» RECORDS PROVIDED:
↓
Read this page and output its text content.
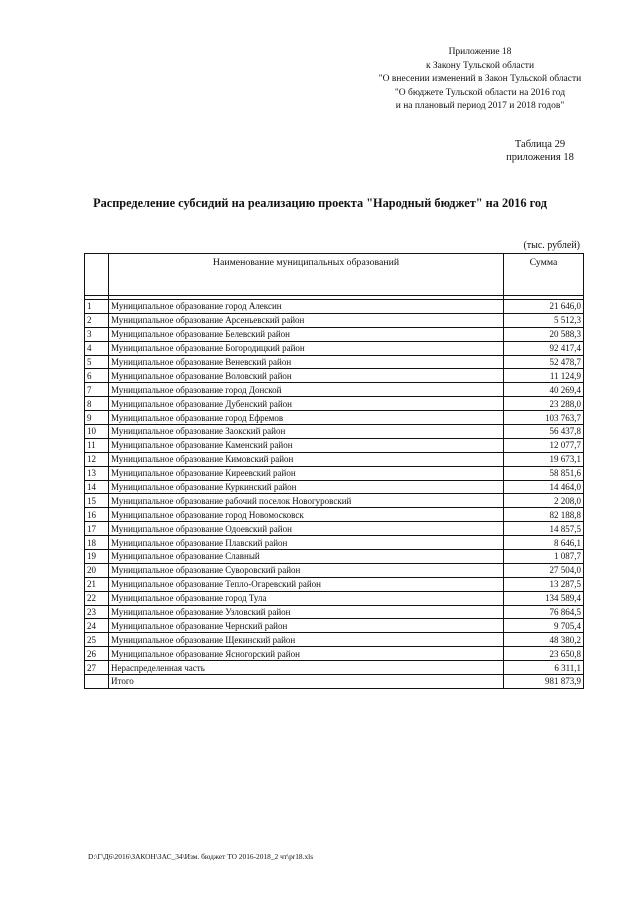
Приложение 18
к Закону Тульской области
"О внесении изменений в Закон Тульской области
"О бюджете Тульской области на 2016 год
и на плановый период 2017 и 2018 годов"
Таблица 29
приложения 18
Распределение субсидий на реализацию проекта "Народный бюджет" на 2016 год
(тыс. рублей)
	Наименование муниципальных образований	Сумма

1	Муниципальное образование город Алексин	21 646,0
2	Муниципальное образование Арсеньевский район	5 512,3
3	Муниципальное образование Белевский район	20 588,3
4	Муниципальное образование Богородицкий район	92 417,4
5	Муниципальное образование Веневский район	52 478,7
6	Муниципальное образование Воловский район	11 124,9
7	Муниципальное образование город Донской	40 269,4
8	Муниципальное образование Дубенский район	23 288,0
9	Муниципальное образование город Ефремов	103 763,7
10	Муниципальное образование Заокский район	56 437,8
11	Муниципальное образование Каменский район	12 077,7
12	Муниципальное образование Кимовский район	19 673,1
13	Муниципальное образование Киреевский район	58 851,6
14	Муниципальное образование Куркинский район	14 464,0
15	Муниципальное образование рабочий поселок Новогуровский	2 208,0
16	Муниципальное образование город Новомосковск	82 188,8
17	Муниципальное образование Одоевский район	14 857,5
18	Муниципальное образование Плавский район	8 646,1
19	Муниципальное образование Славный	1 087,7
20	Муниципальное образование Суворовский район	27 504,0
21	Муниципальное образование Тепло-Огаревский район	13 287,5
22	Муниципальное образование город Тула	134 589,4
23	Муниципальное образование Узловский район	76 864,5
24	Муниципальное образование Чернский район	9 705,4
25	Муниципальное образование Щекинский район	48 380,2
26	Муниципальное образование Ясногорский район	23 650,8
27	Нераспределенная часть	6 311,1
	Итого	981 873,9
D:\Г\Д6\2016\ЗАКОН\ЗАС_34\Изм. бюджет ТО 2016-2018_2 чт\pr18.xls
↑
Drop the images and quote the entries word for word.

Read this page and output its text content.
Приложение 18
к Закону Тульской области
"О внесении изменений в Закон Тульской области
"О бюджете Тульской области на 2016 год
и на плановый период 2017 и 2018 годов"
Таблица 29
приложения 18
Распределение субсидий на реализацию проекта "Народный бюджет" на 2016 год
(тыс. рублей)
	Наименование муниципальных образований	Сумма

1	Муниципальное образование город Алексин	21 646,0
2	Муниципальное образование Арсеньевский район	5 512,3
3	Муниципальное образование Белевский район	20 588,3
4	Муниципальное образование Богородицкий район	92 417,4
5	Муниципальное образование Веневский район	52 478,7
6	Муниципальное образование Воловский район	11 124,9
7	Муниципальное образование город Донской	40 269,4
8	Муниципальное образование Дубенский район	23 288,0
9	Муниципальное образование город Ефремов	103 763,7
10	Муниципальное образование Заокский район	56 437,8
11	Муниципальное образование Каменский район	12 077,7
12	Муниципальное образование Кимовский район	19 673,1
13	Муниципальное образование Киреевский район	58 851,6
14	Муниципальное образование Куркинский район	14 464,0
15	Муниципальное образование рабочий поселок Новогуровский	2 208,0
16	Муниципальное образование город Новомосковск	82 188,8
17	Муниципальное образование Одоевский район	14 857,5
18	Муниципальное образование Плавский район	8 646,1
19	Муниципальное образование Славный	1 087,7
20	Муниципальное образование Суворовский район	27 504,0
21	Муниципальное образование Тепло-Огаревский район	13 287,5
22	Муниципальное образование город Тула	134 589,4
23	Муниципальное образование Узловский район	76 864,5
24	Муниципальное образование Чернский район	9 705,4
25	Муниципальное образование Щекинский район	48 380,2
26	Муниципальное образование Ясногорский район	23 650,8
27	Нераспределенная часть	6 311,1
	Итого	981 873,9
D:\Г\Д6\2016\ЗАКОН\ЗАС_34\Изм. бюджет ТО 2016-2018_2 чт\pr18.xls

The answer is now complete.